▶ **WRITTEN PROBLEM**
Repeat, exactly and completely, the entries shown underneath.

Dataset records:
Begin

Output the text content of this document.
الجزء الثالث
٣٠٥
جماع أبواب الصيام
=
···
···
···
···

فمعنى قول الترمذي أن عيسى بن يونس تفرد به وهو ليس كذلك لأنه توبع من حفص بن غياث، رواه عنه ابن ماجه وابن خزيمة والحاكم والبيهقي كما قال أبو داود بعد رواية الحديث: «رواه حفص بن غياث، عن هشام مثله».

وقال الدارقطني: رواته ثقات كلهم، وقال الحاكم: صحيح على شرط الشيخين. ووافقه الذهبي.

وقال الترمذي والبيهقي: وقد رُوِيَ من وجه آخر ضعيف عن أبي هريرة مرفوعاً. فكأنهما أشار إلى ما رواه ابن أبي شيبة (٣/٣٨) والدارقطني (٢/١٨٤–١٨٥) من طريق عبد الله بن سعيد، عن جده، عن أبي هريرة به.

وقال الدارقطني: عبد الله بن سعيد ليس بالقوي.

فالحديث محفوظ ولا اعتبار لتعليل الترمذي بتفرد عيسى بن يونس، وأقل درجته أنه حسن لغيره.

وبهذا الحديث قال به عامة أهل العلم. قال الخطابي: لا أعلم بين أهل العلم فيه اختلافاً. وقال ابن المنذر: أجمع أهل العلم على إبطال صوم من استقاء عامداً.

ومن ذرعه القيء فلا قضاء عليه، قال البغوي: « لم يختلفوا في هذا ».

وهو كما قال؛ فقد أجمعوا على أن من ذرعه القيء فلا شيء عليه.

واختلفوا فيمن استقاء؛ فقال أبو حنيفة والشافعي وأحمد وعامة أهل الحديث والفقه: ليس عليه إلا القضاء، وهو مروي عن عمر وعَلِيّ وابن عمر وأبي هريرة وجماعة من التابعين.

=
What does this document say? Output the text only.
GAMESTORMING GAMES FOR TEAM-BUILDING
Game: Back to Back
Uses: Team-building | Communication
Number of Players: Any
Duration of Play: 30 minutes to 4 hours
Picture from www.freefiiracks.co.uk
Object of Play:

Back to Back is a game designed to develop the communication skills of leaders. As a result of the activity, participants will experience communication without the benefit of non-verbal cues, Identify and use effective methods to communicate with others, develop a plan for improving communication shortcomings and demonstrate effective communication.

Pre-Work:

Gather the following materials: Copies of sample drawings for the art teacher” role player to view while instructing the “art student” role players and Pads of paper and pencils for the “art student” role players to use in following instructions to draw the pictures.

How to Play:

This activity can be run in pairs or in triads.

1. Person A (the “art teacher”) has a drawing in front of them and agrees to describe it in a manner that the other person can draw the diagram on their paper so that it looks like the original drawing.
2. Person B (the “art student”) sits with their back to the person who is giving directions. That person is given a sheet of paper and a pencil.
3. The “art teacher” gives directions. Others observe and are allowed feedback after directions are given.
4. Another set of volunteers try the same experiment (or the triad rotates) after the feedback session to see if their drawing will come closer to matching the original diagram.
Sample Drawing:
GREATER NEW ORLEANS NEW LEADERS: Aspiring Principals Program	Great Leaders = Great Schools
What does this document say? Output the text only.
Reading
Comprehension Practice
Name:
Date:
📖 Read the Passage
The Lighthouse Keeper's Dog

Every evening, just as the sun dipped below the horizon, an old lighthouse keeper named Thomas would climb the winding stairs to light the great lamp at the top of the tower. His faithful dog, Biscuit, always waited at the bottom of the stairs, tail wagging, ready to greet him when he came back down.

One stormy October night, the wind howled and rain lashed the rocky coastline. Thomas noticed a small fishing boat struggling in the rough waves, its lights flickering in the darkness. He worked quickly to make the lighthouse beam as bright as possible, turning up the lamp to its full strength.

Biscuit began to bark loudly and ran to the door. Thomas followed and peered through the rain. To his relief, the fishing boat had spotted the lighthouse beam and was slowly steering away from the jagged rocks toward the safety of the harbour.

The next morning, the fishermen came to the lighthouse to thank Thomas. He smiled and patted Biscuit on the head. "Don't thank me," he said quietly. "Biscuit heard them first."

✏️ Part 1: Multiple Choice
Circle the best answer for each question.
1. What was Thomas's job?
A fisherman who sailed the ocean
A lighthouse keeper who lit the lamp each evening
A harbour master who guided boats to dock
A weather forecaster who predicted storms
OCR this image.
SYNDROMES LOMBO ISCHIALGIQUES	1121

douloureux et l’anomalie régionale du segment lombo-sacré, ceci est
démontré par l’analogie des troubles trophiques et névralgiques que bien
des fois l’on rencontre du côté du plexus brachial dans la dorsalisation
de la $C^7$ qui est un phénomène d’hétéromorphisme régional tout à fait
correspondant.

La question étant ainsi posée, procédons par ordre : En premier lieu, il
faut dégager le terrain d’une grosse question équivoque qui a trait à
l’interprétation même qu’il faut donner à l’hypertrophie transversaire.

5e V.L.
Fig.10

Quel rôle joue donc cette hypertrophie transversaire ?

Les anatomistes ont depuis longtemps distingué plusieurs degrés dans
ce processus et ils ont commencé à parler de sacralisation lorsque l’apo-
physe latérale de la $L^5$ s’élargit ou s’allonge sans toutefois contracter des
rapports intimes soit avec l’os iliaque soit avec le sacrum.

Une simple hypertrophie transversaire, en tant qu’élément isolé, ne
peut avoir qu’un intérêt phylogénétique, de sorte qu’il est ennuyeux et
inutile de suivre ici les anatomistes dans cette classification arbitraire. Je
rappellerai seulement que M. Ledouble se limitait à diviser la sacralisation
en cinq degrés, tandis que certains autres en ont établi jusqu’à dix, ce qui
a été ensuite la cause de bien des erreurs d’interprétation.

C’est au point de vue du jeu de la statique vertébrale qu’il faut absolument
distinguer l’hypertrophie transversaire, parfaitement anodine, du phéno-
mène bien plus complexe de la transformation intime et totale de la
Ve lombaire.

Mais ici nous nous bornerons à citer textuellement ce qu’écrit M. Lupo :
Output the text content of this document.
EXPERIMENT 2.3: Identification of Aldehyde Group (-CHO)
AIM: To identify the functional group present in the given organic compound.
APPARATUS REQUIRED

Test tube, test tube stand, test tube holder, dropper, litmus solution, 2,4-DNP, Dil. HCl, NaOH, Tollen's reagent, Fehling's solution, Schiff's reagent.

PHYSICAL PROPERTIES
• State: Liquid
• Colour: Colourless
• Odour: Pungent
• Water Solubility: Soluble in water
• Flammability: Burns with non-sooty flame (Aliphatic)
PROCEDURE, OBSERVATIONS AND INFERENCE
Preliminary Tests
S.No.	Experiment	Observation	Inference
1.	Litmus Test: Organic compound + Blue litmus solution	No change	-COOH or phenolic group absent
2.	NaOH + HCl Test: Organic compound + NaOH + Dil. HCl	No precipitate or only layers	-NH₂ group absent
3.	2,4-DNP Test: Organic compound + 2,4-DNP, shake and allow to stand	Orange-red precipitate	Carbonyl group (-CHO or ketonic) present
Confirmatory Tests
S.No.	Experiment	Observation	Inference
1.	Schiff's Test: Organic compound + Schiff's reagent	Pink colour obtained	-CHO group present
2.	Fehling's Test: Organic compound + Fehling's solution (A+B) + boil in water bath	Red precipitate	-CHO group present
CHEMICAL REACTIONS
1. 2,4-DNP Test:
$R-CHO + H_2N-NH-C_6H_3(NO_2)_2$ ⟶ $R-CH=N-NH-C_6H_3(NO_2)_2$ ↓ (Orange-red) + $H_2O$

End

▶ **EXPECTED ANSWER**
Output the text content of this document.
الجزء الثالث
٣٠٥
جماع أبواب الصيام
=
···
···
···
···

فمعنى قول الترمذي أن عيسى بن يونس تفرد به وهو ليس كذلك لأنه توبع من حفص بن غياث، رواه عنه ابن ماجه وابن خزيمة والحاكم والبيهقي كما قال أبو داود بعد رواية الحديث: «رواه حفص بن غياث، عن هشام مثله».

وقال الدارقطني: رواته ثقات كلهم، وقال الحاكم: صحيح على شرط الشيخين. ووافقه الذهبي.

وقال الترمذي والبيهقي: وقد رُوِيَ من وجه آخر ضعيف عن أبي هريرة مرفوعاً. فكأنهما أشار إلى ما رواه ابن أبي شيبة (٣/٣٨) والدارقطني (٢/١٨٤–١٨٥) من طريق عبد الله بن سعيد، عن جده، عن أبي هريرة به.

وقال الدارقطني: عبد الله بن سعيد ليس بالقوي.

فالحديث محفوظ ولا اعتبار لتعليل الترمذي بتفرد عيسى بن يونس، وأقل درجته أنه حسن لغيره.

وبهذا الحديث قال به عامة أهل العلم. قال الخطابي: لا أعلم بين أهل العلم فيه اختلافاً. وقال ابن المنذر: أجمع أهل العلم على إبطال صوم من استقاء عامداً.

ومن ذرعه القيء فلا قضاء عليه، قال البغوي: « لم يختلفوا في هذا ».

وهو كما قال؛ فقد أجمعوا على أن من ذرعه القيء فلا شيء عليه.

واختلفوا فيمن استقاء؛ فقال أبو حنيفة والشافعي وأحمد وعامة أهل الحديث والفقه: ليس عليه إلا القضاء، وهو مروي عن عمر وعَلِيّ وابن عمر وأبي هريرة وجماعة من التابعين.

=
What does this document say? Output the text only.
GAMESTORMING GAMES FOR TEAM-BUILDING
Game: Back to Back
Uses: Team-building | Communication
Number of Players: Any
Duration of Play: 30 minutes to 4 hours
Picture from www.freefiiracks.co.uk
Object of Play:

Back to Back is a game designed to develop the communication skills of leaders. As a result of the activity, participants will experience communication without the benefit of non-verbal cues, Identify and use effective methods to communicate with others, develop a plan for improving communication shortcomings and demonstrate effective communication.

Pre-Work:

Gather the following materials: Copies of sample drawings for the art teacher” role player to view while instructing the “art student” role players and Pads of paper and pencils for the “art student” role players to use in following instructions to draw the pictures.

How to Play:

This activity can be run in pairs or in triads.

1. Person A (the “art teacher”) has a drawing in front of them and agrees to describe it in a manner that the other person can draw the diagram on their paper so that it looks like the original drawing.
2. Person B (the “art student”) sits with their back to the person who is giving directions. That person is given a sheet of paper and a pencil.
3. The “art teacher” gives directions. Others observe and are allowed feedback after directions are given.
4. Another set of volunteers try the same experiment (or the triad rotates) after the feedback session to see if their drawing will come closer to matching the original diagram.
Sample Drawing:
GREATER NEW ORLEANS NEW LEADERS: Aspiring Principals Program	Great Leaders = Great Schools
What does this document say? Output the text only.
Reading
Comprehension Practice
Name:
Date:
📖 Read the Passage
The Lighthouse Keeper's Dog

Every evening, just as the sun dipped below the horizon, an old lighthouse keeper named Thomas would climb the winding stairs to light the great lamp at the top of the tower. His faithful dog, Biscuit, always waited at the bottom of the stairs, tail wagging, ready to greet him when he came back down.

One stormy October night, the wind howled and rain lashed the rocky coastline. Thomas noticed a small fishing boat struggling in the rough waves, its lights flickering in the darkness. He worked quickly to make the lighthouse beam as bright as possible, turning up the lamp to its full strength.

Biscuit began to bark loudly and ran to the door. Thomas followed and peered through the rain. To his relief, the fishing boat had spotted the lighthouse beam and was slowly steering away from the jagged rocks toward the safety of the harbour.

The next morning, the fishermen came to the lighthouse to thank Thomas. He smiled and patted Biscuit on the head. "Don't thank me," he said quietly. "Biscuit heard them first."

✏️ Part 1: Multiple Choice
Circle the best answer for each question.
1. What was Thomas's job?
A fisherman who sailed the ocean
A lighthouse keeper who lit the lamp each evening
A harbour master who guided boats to dock
A weather forecaster who predicted storms
OCR this image.
SYNDROMES LOMBO ISCHIALGIQUES	1121

douloureux et l’anomalie régionale du segment lombo-sacré, ceci est
démontré par l’analogie des troubles trophiques et névralgiques que bien
des fois l’on rencontre du côté du plexus brachial dans la dorsalisation
de la $C^7$ qui est un phénomène d’hétéromorphisme régional tout à fait
correspondant.

La question étant ainsi posée, procédons par ordre : En premier lieu, il
faut dégager le terrain d’une grosse question équivoque qui a trait à
l’interprétation même qu’il faut donner à l’hypertrophie transversaire.

5e V.L.
Fig.10

Quel rôle joue donc cette hypertrophie transversaire ?

Les anatomistes ont depuis longtemps distingué plusieurs degrés dans
ce processus et ils ont commencé à parler de sacralisation lorsque l’apo-
physe latérale de la $L^5$ s’élargit ou s’allonge sans toutefois contracter des
rapports intimes soit avec l’os iliaque soit avec le sacrum.

Une simple hypertrophie transversaire, en tant qu’élément isolé, ne
peut avoir qu’un intérêt phylogénétique, de sorte qu’il est ennuyeux et
inutile de suivre ici les anatomistes dans cette classification arbitraire. Je
rappellerai seulement que M. Ledouble se limitait à diviser la sacralisation
en cinq degrés, tandis que certains autres en ont établi jusqu’à dix, ce qui
a été ensuite la cause de bien des erreurs d’interprétation.

C’est au point de vue du jeu de la statique vertébrale qu’il faut absolument
distinguer l’hypertrophie transversaire, parfaitement anodine, du phéno-
mène bien plus complexe de la transformation intime et totale de la
Ve lombaire.

Mais ici nous nous bornerons à citer textuellement ce qu’écrit M. Lupo :
Output the text content of this document.
EXPERIMENT 2.3: Identification of Aldehyde Group (-CHO)
AIM: To identify the functional group present in the given organic compound.
APPARATUS REQUIRED

Test tube, test tube stand, test tube holder, dropper, litmus solution, 2,4-DNP, Dil. HCl, NaOH, Tollen's reagent, Fehling's solution, Schiff's reagent.

PHYSICAL PROPERTIES
• State: Liquid
• Colour: Colourless
• Odour: Pungent
• Water Solubility: Soluble in water
• Flammability: Burns with non-sooty flame (Aliphatic)
PROCEDURE, OBSERVATIONS AND INFERENCE
Preliminary Tests
S.No.	Experiment	Observation	Inference
1.	Litmus Test: Organic compound + Blue litmus solution	No change	-COOH or phenolic group absent
2.	NaOH + HCl Test: Organic compound + NaOH + Dil. HCl	No precipitate or only layers	-NH₂ group absent
3.	2,4-DNP Test: Organic compound + 2,4-DNP, shake and allow to stand	Orange-red precipitate	Carbonyl group (-CHO or ketonic) present
Confirmatory Tests
S.No.	Experiment	Observation	Inference
1.	Schiff's Test: Organic compound + Schiff's reagent	Pink colour obtained	-CHO group present
2.	Fehling's Test: Organic compound + Fehling's solution (A+B) + boil in water bath	Red precipitate	-CHO group present
CHEMICAL REACTIONS
1. 2,4-DNP Test:
$R-CHO + H_2N-NH-C_6H_3(NO_2)_2$ ⟶ $R-CH=N-NH-C_6H_3(NO_2)_2$ ↓ (Orange-red) + $H_2O$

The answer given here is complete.